--- Start Rows ---

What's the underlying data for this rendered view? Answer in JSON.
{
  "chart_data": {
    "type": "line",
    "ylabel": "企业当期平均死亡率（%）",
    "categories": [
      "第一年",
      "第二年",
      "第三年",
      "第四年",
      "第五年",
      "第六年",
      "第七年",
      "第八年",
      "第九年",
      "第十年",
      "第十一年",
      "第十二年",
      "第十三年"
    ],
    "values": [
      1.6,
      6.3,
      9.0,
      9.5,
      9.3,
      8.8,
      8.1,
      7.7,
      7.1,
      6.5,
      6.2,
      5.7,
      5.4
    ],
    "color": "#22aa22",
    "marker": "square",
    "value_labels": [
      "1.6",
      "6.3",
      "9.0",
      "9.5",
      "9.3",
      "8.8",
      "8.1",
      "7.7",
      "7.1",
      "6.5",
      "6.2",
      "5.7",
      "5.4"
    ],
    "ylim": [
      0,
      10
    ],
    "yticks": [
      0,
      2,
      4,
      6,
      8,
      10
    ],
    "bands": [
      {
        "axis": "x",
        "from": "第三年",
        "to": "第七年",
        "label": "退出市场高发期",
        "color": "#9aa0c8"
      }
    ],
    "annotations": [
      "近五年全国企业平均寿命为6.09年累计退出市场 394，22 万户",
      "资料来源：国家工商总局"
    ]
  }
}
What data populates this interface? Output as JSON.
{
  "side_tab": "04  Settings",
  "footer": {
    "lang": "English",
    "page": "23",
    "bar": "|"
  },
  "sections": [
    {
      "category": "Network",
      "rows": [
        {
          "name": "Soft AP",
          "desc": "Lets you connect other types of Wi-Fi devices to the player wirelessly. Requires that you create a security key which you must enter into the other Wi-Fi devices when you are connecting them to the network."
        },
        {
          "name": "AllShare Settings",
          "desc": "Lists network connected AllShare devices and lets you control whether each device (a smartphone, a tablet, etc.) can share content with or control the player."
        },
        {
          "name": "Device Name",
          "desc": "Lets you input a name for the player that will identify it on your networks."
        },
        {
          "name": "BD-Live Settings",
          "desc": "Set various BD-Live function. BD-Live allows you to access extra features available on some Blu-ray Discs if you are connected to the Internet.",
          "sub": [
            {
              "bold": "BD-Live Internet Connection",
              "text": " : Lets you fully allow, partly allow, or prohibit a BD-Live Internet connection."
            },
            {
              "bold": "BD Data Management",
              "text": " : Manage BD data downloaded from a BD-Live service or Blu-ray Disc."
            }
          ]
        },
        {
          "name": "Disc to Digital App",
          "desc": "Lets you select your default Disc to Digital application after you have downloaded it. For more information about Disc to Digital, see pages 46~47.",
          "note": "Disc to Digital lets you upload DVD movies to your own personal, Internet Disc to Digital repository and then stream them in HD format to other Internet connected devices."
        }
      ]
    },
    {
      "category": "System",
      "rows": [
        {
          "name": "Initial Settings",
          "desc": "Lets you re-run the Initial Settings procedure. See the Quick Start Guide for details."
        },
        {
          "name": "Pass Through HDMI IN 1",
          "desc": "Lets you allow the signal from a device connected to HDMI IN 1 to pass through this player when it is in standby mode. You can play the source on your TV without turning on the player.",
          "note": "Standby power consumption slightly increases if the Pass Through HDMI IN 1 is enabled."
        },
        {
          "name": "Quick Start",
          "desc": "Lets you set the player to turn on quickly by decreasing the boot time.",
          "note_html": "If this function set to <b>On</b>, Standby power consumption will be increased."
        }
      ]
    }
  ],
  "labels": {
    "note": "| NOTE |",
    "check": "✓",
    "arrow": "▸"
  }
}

--- End Rows ---

# [Required work]
Exact copies of all the records are required.

# [Correct response]
What's the underlying data for this rendered view? Answer in JSON.
{
  "chart_data": {
    "type": "line",
    "ylabel": "企业当期平均死亡率（%）",
    "categories": [
      "第一年",
      "第二年",
      "第三年",
      "第四年",
      "第五年",
      "第六年",
      "第七年",
      "第八年",
      "第九年",
      "第十年",
      "第十一年",
      "第十二年",
      "第十三年"
    ],
    "values": [
      1.6,
      6.3,
      9.0,
      9.5,
      9.3,
      8.8,
      8.1,
      7.7,
      7.1,
      6.5,
      6.2,
      5.7,
      5.4
    ],
    "color": "#22aa22",
    "marker": "square",
    "value_labels": [
      "1.6",
      "6.3",
      "9.0",
      "9.5",
      "9.3",
      "8.8",
      "8.1",
      "7.7",
      "7.1",
      "6.5",
      "6.2",
      "5.7",
      "5.4"
    ],
    "ylim": [
      0,
      10
    ],
    "yticks": [
      0,
      2,
      4,
      6,
      8,
      10
    ],
    "bands": [
      {
        "axis": "x",
        "from": "第三年",
        "to": "第七年",
        "label": "退出市场高发期",
        "color": "#9aa0c8"
      }
    ],
    "annotations": [
      "近五年全国企业平均寿命为6.09年累计退出市场 394，22 万户",
      "资料来源：国家工商总局"
    ]
  }
}
What data populates this interface? Output as JSON.
{
  "side_tab": "04  Settings",
  "footer": {
    "lang": "English",
    "page": "23",
    "bar": "|"
  },
  "sections": [
    {
      "category": "Network",
      "rows": [
        {
          "name": "Soft AP",
          "desc": "Lets you connect other types of Wi-Fi devices to the player wirelessly. Requires that you create a security key which you must enter into the other Wi-Fi devices when you are connecting them to the network."
        },
        {
          "name": "AllShare Settings",
          "desc": "Lists network connected AllShare devices and lets you control whether each device (a smartphone, a tablet, etc.) can share content with or control the player."
        },
        {
          "name": "Device Name",
          "desc": "Lets you input a name for the player that will identify it on your networks."
        },
        {
          "name": "BD-Live Settings",
          "desc": "Set various BD-Live function. BD-Live allows you to access extra features available on some Blu-ray Discs if you are connected to the Internet.",
          "sub": [
            {
              "bold": "BD-Live Internet Connection",
              "text": " : Lets you fully allow, partly allow, or prohibit a BD-Live Internet connection."
            },
            {
              "bold": "BD Data Management",
              "text": " : Manage BD data downloaded from a BD-Live service or Blu-ray Disc."
            }
          ]
        },
        {
          "name": "Disc to Digital App",
          "desc": "Lets you select your default Disc to Digital application after you have downloaded it. For more information about Disc to Digital, see pages 46~47.",
          "note": "Disc to Digital lets you upload DVD movies to your own personal, Internet Disc to Digital repository and then stream them in HD format to other Internet connected devices."
        }
      ]
    },
    {
      "category": "System",
      "rows": [
        {
          "name": "Initial Settings",
          "desc": "Lets you re-run the Initial Settings procedure. See the Quick Start Guide for details."
        },
        {
          "name": "Pass Through HDMI IN 1",
          "desc": "Lets you allow the signal from a device connected to HDMI IN 1 to pass through this player when it is in standby mode. You can play the source on your TV without turning on the player.",
          "note": "Standby power consumption slightly increases if the Pass Through HDMI IN 1 is enabled."
        },
        {
          "name": "Quick Start",
          "desc": "Lets you set the player to turn on quickly by decreasing the boot time.",
          "note_html": "If this function set to <b>On</b>, Standby power consumption will be increased."
        }
      ]
    }
  ],
  "labels": {
    "note": "| NOTE |",
    "check": "✓",
    "arrow": "▸"
  }
}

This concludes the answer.